§ Work to complete
Return the lines below that carry the word "Hauptstraße".
==== Entries supplied ====
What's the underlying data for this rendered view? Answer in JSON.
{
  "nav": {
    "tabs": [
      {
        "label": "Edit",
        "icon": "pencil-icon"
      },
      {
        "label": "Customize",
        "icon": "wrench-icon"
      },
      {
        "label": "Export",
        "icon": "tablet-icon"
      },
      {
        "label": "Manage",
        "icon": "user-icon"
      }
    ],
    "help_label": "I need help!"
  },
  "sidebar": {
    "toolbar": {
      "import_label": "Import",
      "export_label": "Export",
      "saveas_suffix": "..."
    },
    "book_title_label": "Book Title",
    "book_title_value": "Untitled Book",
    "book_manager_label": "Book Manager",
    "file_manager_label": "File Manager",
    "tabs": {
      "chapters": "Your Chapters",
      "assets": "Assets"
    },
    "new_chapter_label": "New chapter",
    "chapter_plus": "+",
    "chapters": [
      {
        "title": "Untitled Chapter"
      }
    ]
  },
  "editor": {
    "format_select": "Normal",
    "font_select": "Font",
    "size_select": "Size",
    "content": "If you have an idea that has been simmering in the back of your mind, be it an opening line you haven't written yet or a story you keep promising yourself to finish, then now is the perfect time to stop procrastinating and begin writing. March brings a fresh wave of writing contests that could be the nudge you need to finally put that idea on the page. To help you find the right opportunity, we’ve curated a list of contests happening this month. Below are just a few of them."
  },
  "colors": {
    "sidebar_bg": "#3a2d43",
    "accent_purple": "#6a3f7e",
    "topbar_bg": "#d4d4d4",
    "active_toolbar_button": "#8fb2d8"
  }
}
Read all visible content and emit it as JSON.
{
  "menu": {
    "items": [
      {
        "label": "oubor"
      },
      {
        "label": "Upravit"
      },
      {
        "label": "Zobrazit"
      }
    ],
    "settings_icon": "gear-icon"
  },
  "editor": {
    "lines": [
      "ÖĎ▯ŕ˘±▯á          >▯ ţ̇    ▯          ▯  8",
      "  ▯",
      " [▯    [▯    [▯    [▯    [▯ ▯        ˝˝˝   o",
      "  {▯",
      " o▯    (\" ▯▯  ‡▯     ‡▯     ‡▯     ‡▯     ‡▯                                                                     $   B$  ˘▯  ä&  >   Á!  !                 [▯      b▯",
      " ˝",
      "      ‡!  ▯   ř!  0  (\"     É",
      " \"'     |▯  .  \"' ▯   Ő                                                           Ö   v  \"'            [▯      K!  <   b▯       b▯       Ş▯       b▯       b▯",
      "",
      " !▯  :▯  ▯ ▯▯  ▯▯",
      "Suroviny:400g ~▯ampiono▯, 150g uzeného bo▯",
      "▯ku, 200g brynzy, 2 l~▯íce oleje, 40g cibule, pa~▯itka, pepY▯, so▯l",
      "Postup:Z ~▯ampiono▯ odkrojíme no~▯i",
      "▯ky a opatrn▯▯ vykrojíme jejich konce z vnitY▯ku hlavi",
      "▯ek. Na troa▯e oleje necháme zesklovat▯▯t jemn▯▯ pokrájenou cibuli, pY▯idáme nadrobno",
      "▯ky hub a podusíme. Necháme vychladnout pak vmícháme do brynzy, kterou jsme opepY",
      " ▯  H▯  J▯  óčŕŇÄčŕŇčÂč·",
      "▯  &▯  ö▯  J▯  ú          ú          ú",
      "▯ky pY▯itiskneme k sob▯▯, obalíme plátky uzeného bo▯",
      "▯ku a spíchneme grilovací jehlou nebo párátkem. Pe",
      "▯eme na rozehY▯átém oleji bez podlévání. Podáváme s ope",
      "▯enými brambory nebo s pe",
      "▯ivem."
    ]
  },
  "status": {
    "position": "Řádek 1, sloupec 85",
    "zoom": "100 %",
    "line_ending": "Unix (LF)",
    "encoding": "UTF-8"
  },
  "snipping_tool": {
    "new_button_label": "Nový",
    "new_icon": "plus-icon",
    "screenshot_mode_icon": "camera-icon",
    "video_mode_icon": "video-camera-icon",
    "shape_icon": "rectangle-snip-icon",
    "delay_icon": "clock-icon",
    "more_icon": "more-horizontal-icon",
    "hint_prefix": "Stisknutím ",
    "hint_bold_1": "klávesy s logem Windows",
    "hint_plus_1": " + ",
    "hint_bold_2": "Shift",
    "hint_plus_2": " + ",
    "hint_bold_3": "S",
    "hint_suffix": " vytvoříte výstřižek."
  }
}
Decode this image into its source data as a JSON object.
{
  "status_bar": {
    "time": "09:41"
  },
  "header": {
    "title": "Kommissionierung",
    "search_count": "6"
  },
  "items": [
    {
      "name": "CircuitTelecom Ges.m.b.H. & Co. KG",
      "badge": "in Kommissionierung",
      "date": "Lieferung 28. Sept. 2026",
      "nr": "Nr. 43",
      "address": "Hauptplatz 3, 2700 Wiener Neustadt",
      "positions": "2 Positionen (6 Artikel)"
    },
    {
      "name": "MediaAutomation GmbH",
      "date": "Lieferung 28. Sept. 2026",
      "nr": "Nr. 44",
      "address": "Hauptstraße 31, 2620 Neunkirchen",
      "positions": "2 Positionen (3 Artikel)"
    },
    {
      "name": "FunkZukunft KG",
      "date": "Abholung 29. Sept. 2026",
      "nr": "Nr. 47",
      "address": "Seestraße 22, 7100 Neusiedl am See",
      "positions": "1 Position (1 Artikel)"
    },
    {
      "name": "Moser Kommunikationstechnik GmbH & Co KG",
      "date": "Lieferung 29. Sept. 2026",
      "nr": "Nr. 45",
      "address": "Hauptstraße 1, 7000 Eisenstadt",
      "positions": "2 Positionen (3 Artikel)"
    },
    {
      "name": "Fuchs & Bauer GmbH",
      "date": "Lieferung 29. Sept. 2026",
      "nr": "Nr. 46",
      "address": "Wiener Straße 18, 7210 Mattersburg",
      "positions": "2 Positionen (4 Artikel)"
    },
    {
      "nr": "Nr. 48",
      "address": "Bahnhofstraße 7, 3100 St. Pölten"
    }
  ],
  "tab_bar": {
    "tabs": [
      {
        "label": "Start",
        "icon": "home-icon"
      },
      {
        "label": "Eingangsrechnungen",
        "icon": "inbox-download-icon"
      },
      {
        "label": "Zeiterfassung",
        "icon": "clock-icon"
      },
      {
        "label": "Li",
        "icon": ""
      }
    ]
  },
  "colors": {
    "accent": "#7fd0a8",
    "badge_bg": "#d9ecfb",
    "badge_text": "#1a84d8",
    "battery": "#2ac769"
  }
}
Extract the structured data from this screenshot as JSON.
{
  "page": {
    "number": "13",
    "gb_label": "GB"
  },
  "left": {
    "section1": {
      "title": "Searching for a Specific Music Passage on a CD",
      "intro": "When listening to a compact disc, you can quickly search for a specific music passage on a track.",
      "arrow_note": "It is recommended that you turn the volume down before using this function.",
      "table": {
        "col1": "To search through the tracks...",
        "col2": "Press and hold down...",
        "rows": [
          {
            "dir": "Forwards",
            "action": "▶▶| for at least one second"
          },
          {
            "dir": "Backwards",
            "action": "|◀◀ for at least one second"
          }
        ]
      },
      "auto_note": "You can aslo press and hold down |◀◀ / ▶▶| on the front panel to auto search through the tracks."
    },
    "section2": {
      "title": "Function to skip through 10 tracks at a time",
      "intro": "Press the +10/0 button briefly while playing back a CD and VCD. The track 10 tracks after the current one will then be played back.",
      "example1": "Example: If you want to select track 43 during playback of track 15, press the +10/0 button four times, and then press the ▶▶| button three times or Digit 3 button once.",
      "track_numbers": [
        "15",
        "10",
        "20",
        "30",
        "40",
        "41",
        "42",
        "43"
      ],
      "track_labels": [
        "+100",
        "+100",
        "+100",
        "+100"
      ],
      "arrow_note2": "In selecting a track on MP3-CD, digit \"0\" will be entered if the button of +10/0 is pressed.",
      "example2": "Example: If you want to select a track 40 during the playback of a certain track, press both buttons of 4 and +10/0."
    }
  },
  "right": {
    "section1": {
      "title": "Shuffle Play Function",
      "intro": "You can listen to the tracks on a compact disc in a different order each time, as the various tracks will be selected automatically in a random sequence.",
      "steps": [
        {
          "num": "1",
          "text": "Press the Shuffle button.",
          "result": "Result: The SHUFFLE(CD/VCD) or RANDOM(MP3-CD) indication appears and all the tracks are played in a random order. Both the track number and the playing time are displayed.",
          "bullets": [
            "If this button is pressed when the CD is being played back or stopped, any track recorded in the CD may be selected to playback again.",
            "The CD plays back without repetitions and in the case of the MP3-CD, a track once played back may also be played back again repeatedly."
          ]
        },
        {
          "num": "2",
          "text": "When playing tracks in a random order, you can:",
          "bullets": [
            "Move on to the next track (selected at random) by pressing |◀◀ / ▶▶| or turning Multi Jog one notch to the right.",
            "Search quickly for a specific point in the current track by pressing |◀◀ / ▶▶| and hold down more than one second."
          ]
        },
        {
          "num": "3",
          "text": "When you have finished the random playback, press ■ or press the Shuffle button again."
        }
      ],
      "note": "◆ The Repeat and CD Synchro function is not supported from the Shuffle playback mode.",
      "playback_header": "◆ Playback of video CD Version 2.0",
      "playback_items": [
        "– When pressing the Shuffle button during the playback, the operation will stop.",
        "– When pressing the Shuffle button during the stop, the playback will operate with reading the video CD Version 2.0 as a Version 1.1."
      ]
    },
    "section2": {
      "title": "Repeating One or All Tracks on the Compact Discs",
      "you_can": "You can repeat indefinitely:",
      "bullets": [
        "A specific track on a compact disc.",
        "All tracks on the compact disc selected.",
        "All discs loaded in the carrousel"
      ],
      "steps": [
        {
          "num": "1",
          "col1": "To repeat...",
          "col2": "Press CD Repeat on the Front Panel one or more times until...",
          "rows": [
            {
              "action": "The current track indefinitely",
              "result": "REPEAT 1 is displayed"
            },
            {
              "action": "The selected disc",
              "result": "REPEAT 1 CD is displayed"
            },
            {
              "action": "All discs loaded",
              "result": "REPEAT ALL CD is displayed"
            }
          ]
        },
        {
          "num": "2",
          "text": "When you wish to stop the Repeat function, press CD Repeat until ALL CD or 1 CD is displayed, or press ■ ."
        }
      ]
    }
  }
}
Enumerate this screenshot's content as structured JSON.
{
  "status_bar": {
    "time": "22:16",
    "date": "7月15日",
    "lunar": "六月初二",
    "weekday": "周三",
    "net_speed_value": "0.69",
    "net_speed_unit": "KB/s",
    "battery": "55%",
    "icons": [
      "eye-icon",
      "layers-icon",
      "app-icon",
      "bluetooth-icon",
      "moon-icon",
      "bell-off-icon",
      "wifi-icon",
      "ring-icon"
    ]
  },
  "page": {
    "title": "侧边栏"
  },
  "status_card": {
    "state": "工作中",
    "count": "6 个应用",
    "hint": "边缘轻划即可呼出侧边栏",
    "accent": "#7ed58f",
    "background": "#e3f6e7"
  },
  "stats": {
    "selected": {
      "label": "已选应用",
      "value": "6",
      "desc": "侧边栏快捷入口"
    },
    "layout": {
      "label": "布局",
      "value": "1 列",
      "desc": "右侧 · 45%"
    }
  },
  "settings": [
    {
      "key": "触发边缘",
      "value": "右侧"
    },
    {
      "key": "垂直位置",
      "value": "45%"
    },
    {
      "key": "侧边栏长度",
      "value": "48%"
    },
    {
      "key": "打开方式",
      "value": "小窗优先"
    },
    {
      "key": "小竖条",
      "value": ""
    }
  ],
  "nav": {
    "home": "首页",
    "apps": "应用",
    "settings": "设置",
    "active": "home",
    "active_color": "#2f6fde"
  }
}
====
§ Response to this exercise
      "address": "Hauptstraße 31, 2620 Neunkirchen",
      "address": "Hauptstraße 1, 7000 Eisenstadt",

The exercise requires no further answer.